# [Requirement]
Give every line below again, exactly.
***** Extracted data
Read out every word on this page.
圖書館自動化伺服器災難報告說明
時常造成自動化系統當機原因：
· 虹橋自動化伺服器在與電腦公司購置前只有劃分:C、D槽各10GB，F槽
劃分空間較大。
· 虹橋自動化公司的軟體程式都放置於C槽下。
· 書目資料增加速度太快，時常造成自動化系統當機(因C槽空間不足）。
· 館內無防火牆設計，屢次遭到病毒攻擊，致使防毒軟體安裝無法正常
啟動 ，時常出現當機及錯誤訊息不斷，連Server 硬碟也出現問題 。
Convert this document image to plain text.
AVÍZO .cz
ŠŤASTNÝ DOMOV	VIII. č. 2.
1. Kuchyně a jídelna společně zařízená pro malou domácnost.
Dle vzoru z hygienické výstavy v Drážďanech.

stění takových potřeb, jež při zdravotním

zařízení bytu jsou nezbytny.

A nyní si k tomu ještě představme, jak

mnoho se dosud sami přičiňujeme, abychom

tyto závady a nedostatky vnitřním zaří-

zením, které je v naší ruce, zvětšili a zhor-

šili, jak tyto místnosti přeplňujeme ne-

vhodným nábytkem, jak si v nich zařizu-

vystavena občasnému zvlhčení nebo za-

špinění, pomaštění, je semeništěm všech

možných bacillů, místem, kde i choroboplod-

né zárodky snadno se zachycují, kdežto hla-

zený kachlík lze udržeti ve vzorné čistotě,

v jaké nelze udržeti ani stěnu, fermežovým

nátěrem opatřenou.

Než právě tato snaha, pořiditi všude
**********
# [Answer below]
Read out every word on this page.
圖書館自動化伺服器災難報告說明
時常造成自動化系統當機原因：
· 虹橋自動化伺服器在與電腦公司購置前只有劃分:C、D槽各10GB，F槽
劃分空間較大。
· 虹橋自動化公司的軟體程式都放置於C槽下。
· 書目資料增加速度太快，時常造成自動化系統當機(因C槽空間不足）。
· 館內無防火牆設計，屢次遭到病毒攻擊，致使防毒軟體安裝無法正常
啟動 ，時常出現當機及錯誤訊息不斷，連Server 硬碟也出現問題 。
Convert this document image to plain text.
AVÍZO .cz
ŠŤASTNÝ DOMOV	VIII. č. 2.
1. Kuchyně a jídelna společně zařízená pro malou domácnost.
Dle vzoru z hygienické výstavy v Drážďanech.

stění takových potřeb, jež při zdravotním

zařízení bytu jsou nezbytny.

A nyní si k tomu ještě představme, jak

mnoho se dosud sami přičiňujeme, abychom

tyto závady a nedostatky vnitřním zaří-

zením, které je v naší ruce, zvětšili a zhor-

šili, jak tyto místnosti přeplňujeme ne-

vhodným nábytkem, jak si v nich zařizu-

vystavena občasnému zvlhčení nebo za-

špinění, pomaštění, je semeništěm všech

možných bacillů, místem, kde i choroboplod-

né zárodky snadno se zachycují, kdežto hla-

zený kachlík lze udržeti ve vzorné čistotě,

v jaké nelze udržeti ani stěnu, fermežovým

nátěrem opatřenou.

Než právě tato snaha, pořiditi všude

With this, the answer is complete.